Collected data
.....

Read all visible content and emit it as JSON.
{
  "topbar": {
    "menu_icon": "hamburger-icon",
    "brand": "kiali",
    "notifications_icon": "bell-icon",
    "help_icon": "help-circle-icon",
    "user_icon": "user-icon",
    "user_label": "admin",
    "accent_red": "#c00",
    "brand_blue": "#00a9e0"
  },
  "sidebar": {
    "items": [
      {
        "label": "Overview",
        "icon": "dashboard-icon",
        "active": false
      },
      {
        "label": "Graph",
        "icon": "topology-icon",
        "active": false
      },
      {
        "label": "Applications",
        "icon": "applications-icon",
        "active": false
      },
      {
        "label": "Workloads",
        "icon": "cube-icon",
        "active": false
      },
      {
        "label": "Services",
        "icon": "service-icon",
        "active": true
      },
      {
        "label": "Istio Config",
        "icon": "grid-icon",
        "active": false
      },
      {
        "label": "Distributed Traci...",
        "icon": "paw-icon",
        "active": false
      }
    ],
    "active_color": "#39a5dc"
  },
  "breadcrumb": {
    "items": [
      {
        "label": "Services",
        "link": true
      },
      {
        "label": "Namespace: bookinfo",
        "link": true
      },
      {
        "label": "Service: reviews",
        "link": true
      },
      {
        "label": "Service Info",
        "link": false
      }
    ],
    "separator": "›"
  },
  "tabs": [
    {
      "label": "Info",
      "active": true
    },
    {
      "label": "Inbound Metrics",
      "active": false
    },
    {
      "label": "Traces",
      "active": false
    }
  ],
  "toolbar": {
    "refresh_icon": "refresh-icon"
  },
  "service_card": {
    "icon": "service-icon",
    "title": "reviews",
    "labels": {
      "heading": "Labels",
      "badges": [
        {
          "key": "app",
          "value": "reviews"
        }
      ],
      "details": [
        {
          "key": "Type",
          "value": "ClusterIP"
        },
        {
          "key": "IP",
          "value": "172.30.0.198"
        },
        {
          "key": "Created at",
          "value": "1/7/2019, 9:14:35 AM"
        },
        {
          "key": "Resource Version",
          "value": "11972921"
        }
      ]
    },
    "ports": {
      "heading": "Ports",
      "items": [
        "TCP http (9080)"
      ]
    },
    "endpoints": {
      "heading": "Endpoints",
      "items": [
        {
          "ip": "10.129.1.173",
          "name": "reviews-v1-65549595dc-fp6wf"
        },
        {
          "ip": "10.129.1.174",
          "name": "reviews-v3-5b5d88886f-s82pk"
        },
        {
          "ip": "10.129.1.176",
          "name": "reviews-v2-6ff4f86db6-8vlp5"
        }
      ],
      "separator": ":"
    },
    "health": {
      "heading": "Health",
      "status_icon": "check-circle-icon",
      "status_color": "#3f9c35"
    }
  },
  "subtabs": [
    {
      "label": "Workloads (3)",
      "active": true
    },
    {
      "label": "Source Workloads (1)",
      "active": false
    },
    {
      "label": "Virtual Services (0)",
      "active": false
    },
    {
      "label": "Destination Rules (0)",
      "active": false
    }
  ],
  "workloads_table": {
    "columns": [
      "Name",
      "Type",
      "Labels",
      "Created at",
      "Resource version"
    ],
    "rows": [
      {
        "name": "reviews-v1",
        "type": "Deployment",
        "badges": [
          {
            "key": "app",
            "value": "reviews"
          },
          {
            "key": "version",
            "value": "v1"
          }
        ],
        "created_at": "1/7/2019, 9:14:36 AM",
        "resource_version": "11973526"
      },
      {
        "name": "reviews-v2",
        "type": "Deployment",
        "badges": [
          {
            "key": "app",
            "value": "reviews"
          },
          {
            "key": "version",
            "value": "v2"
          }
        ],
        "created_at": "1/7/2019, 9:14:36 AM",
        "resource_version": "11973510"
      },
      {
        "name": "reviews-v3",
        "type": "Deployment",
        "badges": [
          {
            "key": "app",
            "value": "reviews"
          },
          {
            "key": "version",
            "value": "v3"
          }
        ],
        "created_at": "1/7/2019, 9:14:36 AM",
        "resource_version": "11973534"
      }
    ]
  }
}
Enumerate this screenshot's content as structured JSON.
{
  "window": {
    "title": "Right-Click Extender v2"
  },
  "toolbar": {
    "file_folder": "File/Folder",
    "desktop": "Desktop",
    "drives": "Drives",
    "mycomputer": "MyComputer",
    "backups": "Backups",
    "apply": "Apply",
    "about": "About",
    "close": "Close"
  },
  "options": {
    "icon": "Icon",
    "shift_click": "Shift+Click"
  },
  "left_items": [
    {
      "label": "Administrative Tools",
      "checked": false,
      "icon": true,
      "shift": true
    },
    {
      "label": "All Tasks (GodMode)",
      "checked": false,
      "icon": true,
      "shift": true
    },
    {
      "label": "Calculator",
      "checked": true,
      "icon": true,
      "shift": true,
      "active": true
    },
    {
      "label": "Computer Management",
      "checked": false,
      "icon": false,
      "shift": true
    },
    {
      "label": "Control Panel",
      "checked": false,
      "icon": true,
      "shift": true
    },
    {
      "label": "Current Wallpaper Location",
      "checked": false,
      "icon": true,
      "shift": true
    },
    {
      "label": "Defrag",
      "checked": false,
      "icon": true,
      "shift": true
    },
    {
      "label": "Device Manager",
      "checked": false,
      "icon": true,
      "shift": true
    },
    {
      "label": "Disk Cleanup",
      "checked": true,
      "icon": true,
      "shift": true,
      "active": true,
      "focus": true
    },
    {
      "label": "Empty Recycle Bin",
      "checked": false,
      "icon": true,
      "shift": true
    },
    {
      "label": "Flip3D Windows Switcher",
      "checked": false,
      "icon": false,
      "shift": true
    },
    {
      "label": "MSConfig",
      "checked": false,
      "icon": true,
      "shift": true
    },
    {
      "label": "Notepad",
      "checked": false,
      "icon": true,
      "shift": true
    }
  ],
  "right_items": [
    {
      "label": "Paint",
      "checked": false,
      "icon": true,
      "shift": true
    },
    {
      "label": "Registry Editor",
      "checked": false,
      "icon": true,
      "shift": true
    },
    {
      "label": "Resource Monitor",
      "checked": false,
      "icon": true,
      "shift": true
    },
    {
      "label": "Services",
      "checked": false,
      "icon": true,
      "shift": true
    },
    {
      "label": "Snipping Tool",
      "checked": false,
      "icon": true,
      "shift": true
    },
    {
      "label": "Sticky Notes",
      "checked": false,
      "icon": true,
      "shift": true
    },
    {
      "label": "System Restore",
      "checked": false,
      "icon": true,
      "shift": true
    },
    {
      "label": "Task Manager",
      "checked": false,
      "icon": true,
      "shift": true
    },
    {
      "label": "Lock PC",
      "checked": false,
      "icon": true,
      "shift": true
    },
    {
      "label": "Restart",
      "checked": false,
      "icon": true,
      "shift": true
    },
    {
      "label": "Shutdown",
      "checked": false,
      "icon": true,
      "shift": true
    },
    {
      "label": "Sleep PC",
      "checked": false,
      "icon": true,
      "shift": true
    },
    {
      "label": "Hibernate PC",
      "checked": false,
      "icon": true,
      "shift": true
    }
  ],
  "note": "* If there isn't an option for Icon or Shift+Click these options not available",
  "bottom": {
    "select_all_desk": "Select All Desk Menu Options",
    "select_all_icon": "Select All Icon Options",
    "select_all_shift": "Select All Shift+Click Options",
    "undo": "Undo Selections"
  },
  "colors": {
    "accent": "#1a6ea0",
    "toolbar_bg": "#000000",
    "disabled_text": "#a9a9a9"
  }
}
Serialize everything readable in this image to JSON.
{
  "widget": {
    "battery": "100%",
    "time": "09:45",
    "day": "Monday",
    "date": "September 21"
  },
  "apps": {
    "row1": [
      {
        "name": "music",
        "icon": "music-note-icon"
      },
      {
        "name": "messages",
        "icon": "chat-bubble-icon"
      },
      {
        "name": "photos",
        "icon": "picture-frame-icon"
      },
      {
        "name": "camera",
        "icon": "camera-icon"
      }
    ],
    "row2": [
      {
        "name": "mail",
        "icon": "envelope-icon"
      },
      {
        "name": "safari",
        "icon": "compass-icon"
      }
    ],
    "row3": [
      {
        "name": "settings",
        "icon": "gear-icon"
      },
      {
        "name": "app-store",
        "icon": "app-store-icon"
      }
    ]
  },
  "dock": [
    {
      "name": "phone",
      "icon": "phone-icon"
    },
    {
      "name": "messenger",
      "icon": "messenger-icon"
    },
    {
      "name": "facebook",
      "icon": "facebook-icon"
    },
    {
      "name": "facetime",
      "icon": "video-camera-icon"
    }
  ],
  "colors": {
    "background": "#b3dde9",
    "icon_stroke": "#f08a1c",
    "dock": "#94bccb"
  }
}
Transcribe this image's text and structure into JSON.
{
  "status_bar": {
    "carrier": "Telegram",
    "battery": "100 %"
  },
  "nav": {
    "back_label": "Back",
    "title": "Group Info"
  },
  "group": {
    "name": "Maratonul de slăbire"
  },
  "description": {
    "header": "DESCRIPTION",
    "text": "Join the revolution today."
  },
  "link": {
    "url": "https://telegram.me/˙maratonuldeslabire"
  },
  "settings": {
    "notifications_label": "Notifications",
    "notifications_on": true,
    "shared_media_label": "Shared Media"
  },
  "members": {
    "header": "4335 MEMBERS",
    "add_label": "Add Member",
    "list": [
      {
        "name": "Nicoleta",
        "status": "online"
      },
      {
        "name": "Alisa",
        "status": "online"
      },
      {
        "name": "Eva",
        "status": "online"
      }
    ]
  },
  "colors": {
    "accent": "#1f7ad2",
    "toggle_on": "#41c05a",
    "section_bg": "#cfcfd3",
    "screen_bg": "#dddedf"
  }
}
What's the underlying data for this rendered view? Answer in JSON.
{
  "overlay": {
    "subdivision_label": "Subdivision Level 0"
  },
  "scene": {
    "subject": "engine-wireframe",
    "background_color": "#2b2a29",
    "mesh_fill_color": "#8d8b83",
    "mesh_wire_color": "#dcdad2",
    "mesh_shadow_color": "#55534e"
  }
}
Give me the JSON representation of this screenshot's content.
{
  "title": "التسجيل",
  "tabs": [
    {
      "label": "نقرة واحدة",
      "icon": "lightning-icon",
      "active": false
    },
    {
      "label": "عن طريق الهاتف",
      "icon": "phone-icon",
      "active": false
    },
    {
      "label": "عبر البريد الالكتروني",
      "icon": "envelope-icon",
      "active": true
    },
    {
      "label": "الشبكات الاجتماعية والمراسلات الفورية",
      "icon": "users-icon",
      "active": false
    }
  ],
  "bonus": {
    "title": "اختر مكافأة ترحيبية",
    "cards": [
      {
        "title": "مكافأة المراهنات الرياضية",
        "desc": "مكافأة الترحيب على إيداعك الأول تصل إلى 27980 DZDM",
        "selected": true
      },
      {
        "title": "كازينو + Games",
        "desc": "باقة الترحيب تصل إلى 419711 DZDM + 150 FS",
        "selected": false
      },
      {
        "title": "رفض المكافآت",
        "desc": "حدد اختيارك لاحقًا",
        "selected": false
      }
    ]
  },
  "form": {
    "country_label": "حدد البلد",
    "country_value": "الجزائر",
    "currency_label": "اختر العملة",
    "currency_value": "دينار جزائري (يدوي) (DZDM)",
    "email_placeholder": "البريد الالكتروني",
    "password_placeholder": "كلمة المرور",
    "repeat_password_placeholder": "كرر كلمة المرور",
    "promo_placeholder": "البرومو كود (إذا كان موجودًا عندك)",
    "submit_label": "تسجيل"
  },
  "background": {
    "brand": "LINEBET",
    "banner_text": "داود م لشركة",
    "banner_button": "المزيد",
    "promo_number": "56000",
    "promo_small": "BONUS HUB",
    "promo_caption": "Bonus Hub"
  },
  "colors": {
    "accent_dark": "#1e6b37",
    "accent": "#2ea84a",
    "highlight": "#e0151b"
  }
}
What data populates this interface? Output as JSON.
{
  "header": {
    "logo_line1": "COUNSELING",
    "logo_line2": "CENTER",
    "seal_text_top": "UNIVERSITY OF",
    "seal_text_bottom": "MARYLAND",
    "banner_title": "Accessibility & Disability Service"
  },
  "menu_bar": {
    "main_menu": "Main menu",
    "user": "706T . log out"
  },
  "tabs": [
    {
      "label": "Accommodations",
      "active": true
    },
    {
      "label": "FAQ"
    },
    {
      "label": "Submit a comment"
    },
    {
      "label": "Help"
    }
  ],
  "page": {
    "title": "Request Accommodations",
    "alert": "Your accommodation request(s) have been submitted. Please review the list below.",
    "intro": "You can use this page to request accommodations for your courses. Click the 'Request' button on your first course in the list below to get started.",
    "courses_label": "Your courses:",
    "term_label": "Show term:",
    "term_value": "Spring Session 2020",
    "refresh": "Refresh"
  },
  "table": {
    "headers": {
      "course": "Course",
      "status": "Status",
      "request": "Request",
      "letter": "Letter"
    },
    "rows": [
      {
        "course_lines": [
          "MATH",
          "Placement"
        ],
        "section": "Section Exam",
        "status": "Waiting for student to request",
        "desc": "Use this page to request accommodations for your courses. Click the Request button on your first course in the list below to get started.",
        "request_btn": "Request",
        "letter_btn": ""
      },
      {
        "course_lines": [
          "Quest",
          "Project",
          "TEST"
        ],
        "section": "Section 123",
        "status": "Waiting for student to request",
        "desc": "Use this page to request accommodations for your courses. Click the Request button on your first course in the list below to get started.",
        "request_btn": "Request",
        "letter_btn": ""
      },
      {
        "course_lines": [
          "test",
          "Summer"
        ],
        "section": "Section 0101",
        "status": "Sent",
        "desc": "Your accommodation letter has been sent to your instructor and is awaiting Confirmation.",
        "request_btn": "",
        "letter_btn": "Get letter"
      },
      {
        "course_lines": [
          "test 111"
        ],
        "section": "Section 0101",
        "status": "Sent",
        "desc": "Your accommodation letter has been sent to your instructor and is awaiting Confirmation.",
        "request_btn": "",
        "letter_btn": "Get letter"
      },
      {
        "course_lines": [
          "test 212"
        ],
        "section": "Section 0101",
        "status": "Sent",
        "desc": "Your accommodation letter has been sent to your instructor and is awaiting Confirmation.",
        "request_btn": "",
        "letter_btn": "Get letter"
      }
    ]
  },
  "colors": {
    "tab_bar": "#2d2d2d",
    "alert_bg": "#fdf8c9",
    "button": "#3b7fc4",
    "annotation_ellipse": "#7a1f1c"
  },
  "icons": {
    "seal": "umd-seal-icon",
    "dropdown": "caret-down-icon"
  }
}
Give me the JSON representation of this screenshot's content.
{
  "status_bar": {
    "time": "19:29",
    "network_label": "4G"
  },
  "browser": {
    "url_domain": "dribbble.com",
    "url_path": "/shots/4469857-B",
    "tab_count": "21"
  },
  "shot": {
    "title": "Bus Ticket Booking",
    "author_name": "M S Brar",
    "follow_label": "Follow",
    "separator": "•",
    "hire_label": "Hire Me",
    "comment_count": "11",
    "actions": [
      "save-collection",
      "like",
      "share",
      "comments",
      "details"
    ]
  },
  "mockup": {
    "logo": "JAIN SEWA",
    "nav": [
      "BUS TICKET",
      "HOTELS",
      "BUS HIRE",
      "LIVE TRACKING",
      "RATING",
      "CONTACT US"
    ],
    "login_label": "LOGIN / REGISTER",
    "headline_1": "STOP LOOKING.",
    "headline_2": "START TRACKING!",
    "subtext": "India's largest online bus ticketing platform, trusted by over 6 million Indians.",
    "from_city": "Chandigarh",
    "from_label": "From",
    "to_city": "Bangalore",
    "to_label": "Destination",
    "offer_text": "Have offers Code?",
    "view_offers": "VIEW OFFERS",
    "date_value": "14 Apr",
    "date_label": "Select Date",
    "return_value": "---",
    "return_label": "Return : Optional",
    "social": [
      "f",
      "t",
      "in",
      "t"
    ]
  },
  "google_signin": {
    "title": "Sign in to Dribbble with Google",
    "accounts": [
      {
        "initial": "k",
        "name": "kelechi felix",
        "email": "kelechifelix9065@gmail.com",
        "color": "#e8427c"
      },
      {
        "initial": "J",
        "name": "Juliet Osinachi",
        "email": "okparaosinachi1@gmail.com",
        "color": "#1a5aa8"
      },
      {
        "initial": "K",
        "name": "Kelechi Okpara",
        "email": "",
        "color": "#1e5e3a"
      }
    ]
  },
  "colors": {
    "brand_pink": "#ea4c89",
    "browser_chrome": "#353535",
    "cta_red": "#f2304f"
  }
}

.....

[Problem to work on]: State how many lines of the records above contain the word "اختر", giving only that number.

[Written reply]: 2